**Entries from a dataset**.
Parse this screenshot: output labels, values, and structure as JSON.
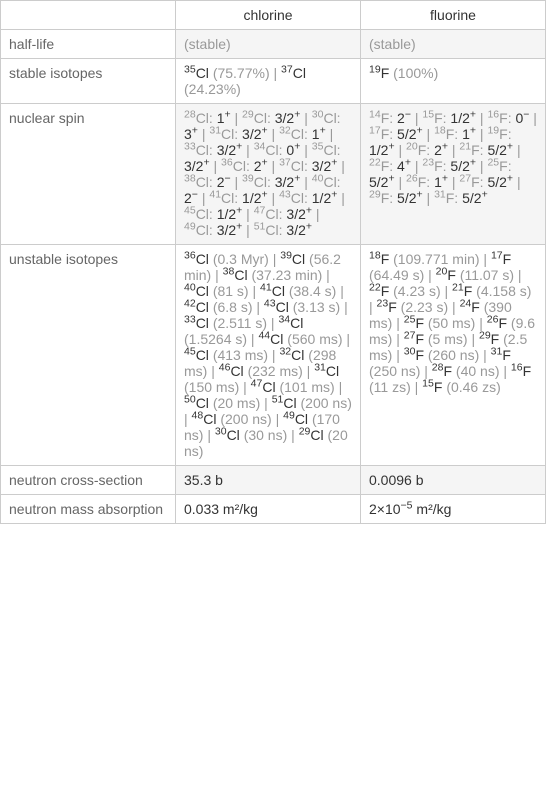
{
  "headers": {
    "chlorine": "chlorine",
    "fluorine": "fluorine"
  },
  "rows": {
    "halflife": {
      "label": "half-life",
      "chlorine": "(stable)",
      "fluorine": "(stable)"
    },
    "stable": {
      "label": "stable isotopes",
      "cl35_sup": "35",
      "cl35_text": "Cl ",
      "cl35_pct": "(75.77%)",
      "sep1": "  |  ",
      "cl37_sup": "37",
      "cl37_text": "Cl ",
      "cl37_pct": "(24.23%)",
      "f19_sup": "19",
      "f19_text": "F ",
      "f19_pct": "(100%)"
    },
    "spin": {
      "label": "nuclear spin"
    },
    "unstable": {
      "label": "unstable isotopes"
    },
    "ncross": {
      "label": "neutron cross-section",
      "chlorine": "35.3 b",
      "fluorine": "0.0096 b"
    },
    "nmass": {
      "label": "neutron mass absorption",
      "chlorine": "0.033 m²/kg",
      "fluorine_pre": "2×10",
      "fluorine_exp": "−5",
      "fluorine_post": " m²/kg"
    }
  },
  "spin_cl": [
    {
      "m": "28",
      "s": "1",
      "p": "+"
    },
    {
      "m": "29",
      "s": "3/2",
      "p": "+"
    },
    {
      "m": "30",
      "s": "3",
      "p": "+"
    },
    {
      "m": "31",
      "s": "3/2",
      "p": "+"
    },
    {
      "m": "32",
      "s": "1",
      "p": "+"
    },
    {
      "m": "33",
      "s": "3/2",
      "p": "+"
    },
    {
      "m": "34",
      "s": "0",
      "p": "+"
    },
    {
      "m": "35",
      "s": "3/2",
      "p": "+"
    },
    {
      "m": "36",
      "s": "2",
      "p": "+"
    },
    {
      "m": "37",
      "s": "3/2",
      "p": "+"
    },
    {
      "m": "38",
      "s": "2",
      "p": "−"
    },
    {
      "m": "39",
      "s": "3/2",
      "p": "+"
    },
    {
      "m": "40",
      "s": "2",
      "p": "−"
    },
    {
      "m": "41",
      "s": "1/2",
      "p": "+"
    },
    {
      "m": "43",
      "s": "1/2",
      "p": "+"
    },
    {
      "m": "45",
      "s": "1/2",
      "p": "+"
    },
    {
      "m": "47",
      "s": "3/2",
      "p": "+"
    },
    {
      "m": "49",
      "s": "3/2",
      "p": "+"
    },
    {
      "m": "51",
      "s": "3/2",
      "p": "+"
    }
  ],
  "spin_f": [
    {
      "m": "14",
      "s": "2",
      "p": "−"
    },
    {
      "m": "15",
      "s": "1/2",
      "p": "+"
    },
    {
      "m": "16",
      "s": "0",
      "p": "−"
    },
    {
      "m": "17",
      "s": "5/2",
      "p": "+"
    },
    {
      "m": "18",
      "s": "1",
      "p": "+"
    },
    {
      "m": "19",
      "s": "1/2",
      "p": "+"
    },
    {
      "m": "20",
      "s": "2",
      "p": "+"
    },
    {
      "m": "21",
      "s": "5/2",
      "p": "+"
    },
    {
      "m": "22",
      "s": "4",
      "p": "+"
    },
    {
      "m": "23",
      "s": "5/2",
      "p": "+"
    },
    {
      "m": "25",
      "s": "5/2",
      "p": "+"
    },
    {
      "m": "26",
      "s": "1",
      "p": "+"
    },
    {
      "m": "27",
      "s": "5/2",
      "p": "+"
    },
    {
      "m": "29",
      "s": "5/2",
      "p": "+"
    },
    {
      "m": "31",
      "s": "5/2",
      "p": "+"
    }
  ],
  "unstable_cl": [
    {
      "m": "36",
      "t": "(0.3 Myr)"
    },
    {
      "m": "39",
      "t": "(56.2 min)"
    },
    {
      "m": "38",
      "t": "(37.23 min)"
    },
    {
      "m": "40",
      "t": "(81 s)"
    },
    {
      "m": "41",
      "t": "(38.4 s)"
    },
    {
      "m": "42",
      "t": "(6.8 s)"
    },
    {
      "m": "43",
      "t": "(3.13 s)"
    },
    {
      "m": "33",
      "t": "(2.511 s)"
    },
    {
      "m": "34",
      "t": "(1.5264 s)"
    },
    {
      "m": "44",
      "t": "(560 ms)"
    },
    {
      "m": "45",
      "t": "(413 ms)"
    },
    {
      "m": "32",
      "t": "(298 ms)"
    },
    {
      "m": "46",
      "t": "(232 ms)"
    },
    {
      "m": "31",
      "t": "(150 ms)"
    },
    {
      "m": "47",
      "t": "(101 ms)"
    },
    {
      "m": "50",
      "t": "(20 ms)"
    },
    {
      "m": "51",
      "t": "(200 ns)"
    },
    {
      "m": "48",
      "t": "(200 ns)"
    },
    {
      "m": "49",
      "t": "(170 ns)"
    },
    {
      "m": "30",
      "t": "(30 ns)"
    },
    {
      "m": "29",
      "t": "(20 ns)"
    }
  ],
  "unstable_f": [
    {
      "m": "18",
      "t": "(109.771 min)"
    },
    {
      "m": "17",
      "t": "(64.49 s)"
    },
    {
      "m": "20",
      "t": "(11.07 s)"
    },
    {
      "m": "22",
      "t": "(4.23 s)"
    },
    {
      "m": "21",
      "t": "(4.158 s)"
    },
    {
      "m": "23",
      "t": "(2.23 s)"
    },
    {
      "m": "24",
      "t": "(390 ms)"
    },
    {
      "m": "25",
      "t": "(50 ms)"
    },
    {
      "m": "26",
      "t": "(9.6 ms)"
    },
    {
      "m": "27",
      "t": "(5 ms)"
    },
    {
      "m": "29",
      "t": "(2.5 ms)"
    },
    {
      "m": "30",
      "t": "(260 ns)"
    },
    {
      "m": "31",
      "t": "(250 ns)"
    },
    {
      "m": "28",
      "t": "(40 ns)"
    },
    {
      "m": "16",
      "t": "(11 zs)"
    },
    {
      "m": "15",
      "t": "(0.46 zs)"
    }
  ],
  "sep": "  |  ",
  "el_cl": "Cl",
  "el_f": "F",
  "colon": ":   "
}
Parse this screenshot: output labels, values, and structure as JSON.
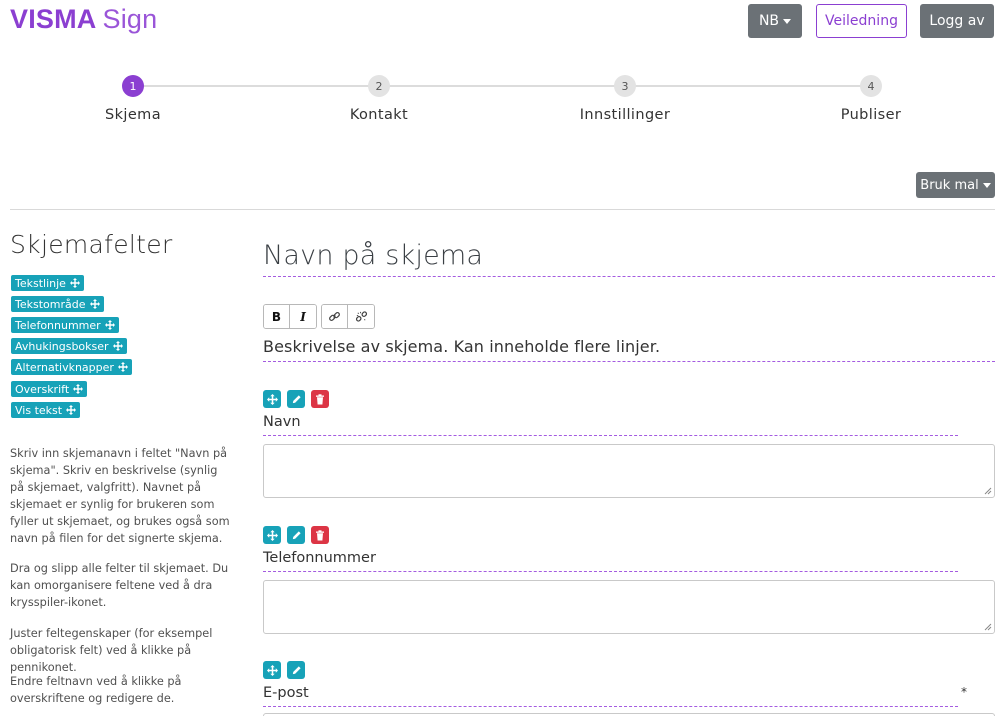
{
  "header": {
    "logo_brand": "VISMA",
    "logo_product": "Sign",
    "lang_button": "NB",
    "guide_button": "Veiledning",
    "logout_button": "Logg av"
  },
  "stepper": {
    "steps": [
      {
        "number": "1",
        "label": "Skjema",
        "active": true
      },
      {
        "number": "2",
        "label": "Kontakt",
        "active": false
      },
      {
        "number": "3",
        "label": "Innstillinger",
        "active": false
      },
      {
        "number": "4",
        "label": "Publiser",
        "active": false
      }
    ]
  },
  "toolbar": {
    "template_button": "Bruk mal"
  },
  "sidebar": {
    "title": "Skjemafelter",
    "field_types": [
      {
        "label": "Tekstlinje"
      },
      {
        "label": "Tekstområde"
      },
      {
        "label": "Telefonnummer"
      },
      {
        "label": "Avhukingsbokser"
      },
      {
        "label": "Alternativknapper"
      },
      {
        "label": "Overskrift"
      },
      {
        "label": "Vis tekst"
      }
    ],
    "help": [
      "Skriv inn skjemanavn i feltet \"Navn på skjema\". Skriv en beskrivelse (synlig på skjemaet, valgfritt). Navnet på skjemaet er synlig for brukeren som fyller ut skjemaet, og brukes også som navn på filen for det signerte skjema.",
      "Dra og slipp alle felter til skjemaet. Du kan omorganisere feltene ved å dra krysspiler-ikonet.",
      "Juster feltegenskaper (for eksempel obligatorisk felt) ved å klikke på pennikonet.",
      "Endre feltnavn ved å klikke på overskriftene og redigere de."
    ]
  },
  "form": {
    "title": "Navn på skjema",
    "editor_buttons": {
      "bold": "B",
      "italic": "I"
    },
    "description": "Beskrivelse av skjema. Kan inneholde flere linjer.",
    "fields": [
      {
        "label": "Navn",
        "required": false
      },
      {
        "label": "Telefonnummer",
        "required": false
      },
      {
        "label": "E-post",
        "required": true,
        "required_mark": "*"
      }
    ]
  },
  "colors": {
    "brand": "#8b3fd1",
    "teal": "#17a2b8",
    "danger": "#dc3545",
    "gray_button": "#6b7176"
  }
}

**WHAT TO WORK ON**. Scan the entries above for the word "chlorine" and collect each line holding it.

**RESULT FOR THIS TASK**.
    "chlorine": "chlorine",
      "chlorine": "(stable)",
      "chlorine": "35.3 b",
      "chlorine": "0.033 m²/kg",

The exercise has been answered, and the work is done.